- [What is expected]:
Each record must be reproduced exactly as it is shown.

* START Task data *

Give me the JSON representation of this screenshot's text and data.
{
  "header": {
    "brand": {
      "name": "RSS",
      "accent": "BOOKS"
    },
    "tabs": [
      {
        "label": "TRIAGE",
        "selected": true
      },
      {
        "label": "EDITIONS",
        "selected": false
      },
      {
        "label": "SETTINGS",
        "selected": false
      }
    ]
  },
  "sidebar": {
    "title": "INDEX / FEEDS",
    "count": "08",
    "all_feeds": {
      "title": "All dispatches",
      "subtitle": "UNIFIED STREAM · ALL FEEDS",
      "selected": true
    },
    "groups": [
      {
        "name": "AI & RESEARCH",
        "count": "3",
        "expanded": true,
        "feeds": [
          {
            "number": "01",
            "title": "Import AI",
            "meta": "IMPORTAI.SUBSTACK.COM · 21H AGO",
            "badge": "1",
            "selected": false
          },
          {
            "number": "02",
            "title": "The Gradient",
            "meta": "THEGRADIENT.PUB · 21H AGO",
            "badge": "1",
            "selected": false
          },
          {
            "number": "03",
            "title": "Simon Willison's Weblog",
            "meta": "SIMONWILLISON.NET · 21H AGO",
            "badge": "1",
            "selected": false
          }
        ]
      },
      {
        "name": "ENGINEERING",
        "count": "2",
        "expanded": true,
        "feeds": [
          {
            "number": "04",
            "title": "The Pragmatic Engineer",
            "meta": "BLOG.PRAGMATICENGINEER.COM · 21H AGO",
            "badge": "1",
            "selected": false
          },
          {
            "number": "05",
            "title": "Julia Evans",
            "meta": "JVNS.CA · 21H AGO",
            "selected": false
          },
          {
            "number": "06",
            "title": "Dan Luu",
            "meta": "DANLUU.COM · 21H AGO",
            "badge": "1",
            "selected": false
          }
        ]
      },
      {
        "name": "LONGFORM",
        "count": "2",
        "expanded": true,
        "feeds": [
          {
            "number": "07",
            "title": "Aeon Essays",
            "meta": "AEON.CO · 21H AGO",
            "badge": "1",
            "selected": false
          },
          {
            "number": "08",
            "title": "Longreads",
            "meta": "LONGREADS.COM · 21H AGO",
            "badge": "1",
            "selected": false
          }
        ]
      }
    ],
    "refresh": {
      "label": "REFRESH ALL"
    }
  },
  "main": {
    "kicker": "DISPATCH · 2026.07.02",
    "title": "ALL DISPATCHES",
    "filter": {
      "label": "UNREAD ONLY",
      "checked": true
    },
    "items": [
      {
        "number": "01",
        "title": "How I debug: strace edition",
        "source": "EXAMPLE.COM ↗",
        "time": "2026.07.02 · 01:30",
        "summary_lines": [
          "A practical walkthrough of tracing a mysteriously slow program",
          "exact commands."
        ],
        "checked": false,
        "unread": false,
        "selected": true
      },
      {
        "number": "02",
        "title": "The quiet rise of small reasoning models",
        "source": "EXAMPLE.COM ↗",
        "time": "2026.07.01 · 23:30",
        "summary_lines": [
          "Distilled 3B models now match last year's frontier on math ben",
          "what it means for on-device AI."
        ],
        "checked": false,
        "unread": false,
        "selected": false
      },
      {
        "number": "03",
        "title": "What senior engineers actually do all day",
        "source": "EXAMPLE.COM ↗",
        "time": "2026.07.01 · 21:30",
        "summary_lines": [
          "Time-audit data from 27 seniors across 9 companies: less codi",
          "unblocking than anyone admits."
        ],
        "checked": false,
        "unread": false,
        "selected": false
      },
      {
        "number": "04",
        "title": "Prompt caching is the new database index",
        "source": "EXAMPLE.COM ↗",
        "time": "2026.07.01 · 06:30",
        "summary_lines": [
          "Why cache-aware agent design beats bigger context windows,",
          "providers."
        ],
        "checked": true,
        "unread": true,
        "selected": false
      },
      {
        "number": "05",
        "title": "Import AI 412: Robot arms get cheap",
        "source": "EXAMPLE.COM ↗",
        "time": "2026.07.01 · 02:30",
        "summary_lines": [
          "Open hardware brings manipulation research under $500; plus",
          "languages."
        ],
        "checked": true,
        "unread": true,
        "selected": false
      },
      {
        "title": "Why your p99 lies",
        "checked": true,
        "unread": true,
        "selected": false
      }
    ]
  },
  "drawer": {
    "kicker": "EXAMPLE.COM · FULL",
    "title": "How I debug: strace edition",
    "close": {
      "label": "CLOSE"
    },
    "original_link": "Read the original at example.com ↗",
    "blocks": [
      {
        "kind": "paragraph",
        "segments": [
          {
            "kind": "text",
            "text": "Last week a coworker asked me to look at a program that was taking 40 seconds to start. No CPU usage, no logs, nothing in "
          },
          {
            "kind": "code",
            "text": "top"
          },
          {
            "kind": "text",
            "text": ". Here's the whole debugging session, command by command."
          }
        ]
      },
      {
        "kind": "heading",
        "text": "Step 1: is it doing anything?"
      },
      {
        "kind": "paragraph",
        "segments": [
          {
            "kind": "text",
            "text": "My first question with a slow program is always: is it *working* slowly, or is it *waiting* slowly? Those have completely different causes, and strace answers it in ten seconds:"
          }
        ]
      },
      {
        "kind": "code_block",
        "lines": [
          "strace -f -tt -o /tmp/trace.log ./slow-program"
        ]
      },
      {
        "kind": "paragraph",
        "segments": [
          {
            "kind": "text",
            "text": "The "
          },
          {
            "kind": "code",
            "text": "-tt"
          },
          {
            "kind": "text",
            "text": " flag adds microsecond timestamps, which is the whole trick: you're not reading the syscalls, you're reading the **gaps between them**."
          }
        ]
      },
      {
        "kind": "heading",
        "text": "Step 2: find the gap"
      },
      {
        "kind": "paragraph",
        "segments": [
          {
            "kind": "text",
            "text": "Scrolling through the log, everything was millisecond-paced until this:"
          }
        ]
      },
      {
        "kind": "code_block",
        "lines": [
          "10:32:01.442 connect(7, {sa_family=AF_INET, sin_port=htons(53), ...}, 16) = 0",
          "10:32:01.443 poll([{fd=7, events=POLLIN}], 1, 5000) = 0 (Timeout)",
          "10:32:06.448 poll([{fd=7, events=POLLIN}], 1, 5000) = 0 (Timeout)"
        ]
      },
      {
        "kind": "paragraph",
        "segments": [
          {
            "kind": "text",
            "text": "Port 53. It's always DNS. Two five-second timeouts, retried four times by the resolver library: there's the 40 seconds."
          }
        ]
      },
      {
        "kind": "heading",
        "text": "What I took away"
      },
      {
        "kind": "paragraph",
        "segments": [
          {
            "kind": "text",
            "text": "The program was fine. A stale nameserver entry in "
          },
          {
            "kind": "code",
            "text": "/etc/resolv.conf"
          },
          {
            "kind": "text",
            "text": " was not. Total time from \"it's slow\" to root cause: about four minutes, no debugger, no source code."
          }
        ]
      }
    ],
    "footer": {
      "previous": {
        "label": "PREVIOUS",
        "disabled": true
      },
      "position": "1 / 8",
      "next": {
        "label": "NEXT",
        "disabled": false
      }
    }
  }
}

* END Task data *

- [Task output]:
Give me the JSON representation of this screenshot's text and data.
{
  "header": {
    "brand": {
      "name": "RSS",
      "accent": "BOOKS"
    },
    "tabs": [
      {
        "label": "TRIAGE",
        "selected": true
      },
      {
        "label": "EDITIONS",
        "selected": false
      },
      {
        "label": "SETTINGS",
        "selected": false
      }
    ]
  },
  "sidebar": {
    "title": "INDEX / FEEDS",
    "count": "08",
    "all_feeds": {
      "title": "All dispatches",
      "subtitle": "UNIFIED STREAM · ALL FEEDS",
      "selected": true
    },
    "groups": [
      {
        "name": "AI & RESEARCH",
        "count": "3",
        "expanded": true,
        "feeds": [
          {
            "number": "01",
            "title": "Import AI",
            "meta": "IMPORTAI.SUBSTACK.COM · 21H AGO",
            "badge": "1",
            "selected": false
          },
          {
            "number": "02",
            "title": "The Gradient",
            "meta": "THEGRADIENT.PUB · 21H AGO",
            "badge": "1",
            "selected": false
          },
          {
            "number": "03",
            "title": "Simon Willison's Weblog",
            "meta": "SIMONWILLISON.NET · 21H AGO",
            "badge": "1",
            "selected": false
          }
        ]
      },
      {
        "name": "ENGINEERING",
        "count": "2",
        "expanded": true,
        "feeds": [
          {
            "number": "04",
            "title": "The Pragmatic Engineer",
            "meta": "BLOG.PRAGMATICENGINEER.COM · 21H AGO",
            "badge": "1",
            "selected": false
          },
          {
            "number": "05",
            "title": "Julia Evans",
            "meta": "JVNS.CA · 21H AGO",
            "selected": false
          },
          {
            "number": "06",
            "title": "Dan Luu",
            "meta": "DANLUU.COM · 21H AGO",
            "badge": "1",
            "selected": false
          }
        ]
      },
      {
        "name": "LONGFORM",
        "count": "2",
        "expanded": true,
        "feeds": [
          {
            "number": "07",
            "title": "Aeon Essays",
            "meta": "AEON.CO · 21H AGO",
            "badge": "1",
            "selected": false
          },
          {
            "number": "08",
            "title": "Longreads",
            "meta": "LONGREADS.COM · 21H AGO",
            "badge": "1",
            "selected": false
          }
        ]
      }
    ],
    "refresh": {
      "label": "REFRESH ALL"
    }
  },
  "main": {
    "kicker": "DISPATCH · 2026.07.02",
    "title": "ALL DISPATCHES",
    "filter": {
      "label": "UNREAD ONLY",
      "checked": true
    },
    "items": [
      {
        "number": "01",
        "title": "How I debug: strace edition",
        "source": "EXAMPLE.COM ↗",
        "time": "2026.07.02 · 01:30",
        "summary_lines": [
          "A practical walkthrough of tracing a mysteriously slow program",
          "exact commands."
        ],
        "checked": false,
        "unread": false,
        "selected": true
      },
      {
        "number": "02",
        "title": "The quiet rise of small reasoning models",
        "source": "EXAMPLE.COM ↗",
        "time": "2026.07.01 · 23:30",
        "summary_lines": [
          "Distilled 3B models now match last year's frontier on math ben",
          "what it means for on-device AI."
        ],
        "checked": false,
        "unread": false,
        "selected": false
      },
      {
        "number": "03",
        "title": "What senior engineers actually do all day",
        "source": "EXAMPLE.COM ↗",
        "time": "2026.07.01 · 21:30",
        "summary_lines": [
          "Time-audit data from 27 seniors across 9 companies: less codi",
          "unblocking than anyone admits."
        ],
        "checked": false,
        "unread": false,
        "selected": false
      },
      {
        "number": "04",
        "title": "Prompt caching is the new database index",
        "source": "EXAMPLE.COM ↗",
        "time": "2026.07.01 · 06:30",
        "summary_lines": [
          "Why cache-aware agent design beats bigger context windows,",
          "providers."
        ],
        "checked": true,
        "unread": true,
        "selected": false
      },
      {
        "number": "05",
        "title": "Import AI 412: Robot arms get cheap",
        "source": "EXAMPLE.COM ↗",
        "time": "2026.07.01 · 02:30",
        "summary_lines": [
          "Open hardware brings manipulation research under $500; plus",
          "languages."
        ],
        "checked": true,
        "unread": true,
        "selected": false
      },
      {
        "title": "Why your p99 lies",
        "checked": true,
        "unread": true,
        "selected": false
      }
    ]
  },
  "drawer": {
    "kicker": "EXAMPLE.COM · FULL",
    "title": "How I debug: strace edition",
    "close": {
      "label": "CLOSE"
    },
    "original_link": "Read the original at example.com ↗",
    "blocks": [
      {
        "kind": "paragraph",
        "segments": [
          {
            "kind": "text",
            "text": "Last week a coworker asked me to look at a program that was taking 40 seconds to start. No CPU usage, no logs, nothing in "
          },
          {
            "kind": "code",
            "text": "top"
          },
          {
            "kind": "text",
            "text": ". Here's the whole debugging session, command by command."
          }
        ]
      },
      {
        "kind": "heading",
        "text": "Step 1: is it doing anything?"
      },
      {
        "kind": "paragraph",
        "segments": [
          {
            "kind": "text",
            "text": "My first question with a slow program is always: is it *working* slowly, or is it *waiting* slowly? Those have completely different causes, and strace answers it in ten seconds:"
          }
        ]
      },
      {
        "kind": "code_block",
        "lines": [
          "strace -f -tt -o /tmp/trace.log ./slow-program"
        ]
      },
      {
        "kind": "paragraph",
        "segments": [
          {
            "kind": "text",
            "text": "The "
          },
          {
            "kind": "code",
            "text": "-tt"
          },
          {
            "kind": "text",
            "text": " flag adds microsecond timestamps, which is the whole trick: you're not reading the syscalls, you're reading the **gaps between them**."
          }
        ]
      },
      {
        "kind": "heading",
        "text": "Step 2: find the gap"
      },
      {
        "kind": "paragraph",
        "segments": [
          {
            "kind": "text",
            "text": "Scrolling through the log, everything was millisecond-paced until this:"
          }
        ]
      },
      {
        "kind": "code_block",
        "lines": [
          "10:32:01.442 connect(7, {sa_family=AF_INET, sin_port=htons(53), ...}, 16) = 0",
          "10:32:01.443 poll([{fd=7, events=POLLIN}], 1, 5000) = 0 (Timeout)",
          "10:32:06.448 poll([{fd=7, events=POLLIN}], 1, 5000) = 0 (Timeout)"
        ]
      },
      {
        "kind": "paragraph",
        "segments": [
          {
            "kind": "text",
            "text": "Port 53. It's always DNS. Two five-second timeouts, retried four times by the resolver library: there's the 40 seconds."
          }
        ]
      },
      {
        "kind": "heading",
        "text": "What I took away"
      },
      {
        "kind": "paragraph",
        "segments": [
          {
            "kind": "text",
            "text": "The program was fine. A stale nameserver entry in "
          },
          {
            "kind": "code",
            "text": "/etc/resolv.conf"
          },
          {
            "kind": "text",
            "text": " was not. Total time from \"it's slow\" to root cause: about four minutes, no debugger, no source code."
          }
        ]
      }
    ],
    "footer": {
      "previous": {
        "label": "PREVIOUS",
        "disabled": true
      },
      "position": "1 / 8",
      "next": {
        "label": "NEXT",
        "disabled": false
      }
    }
  }
}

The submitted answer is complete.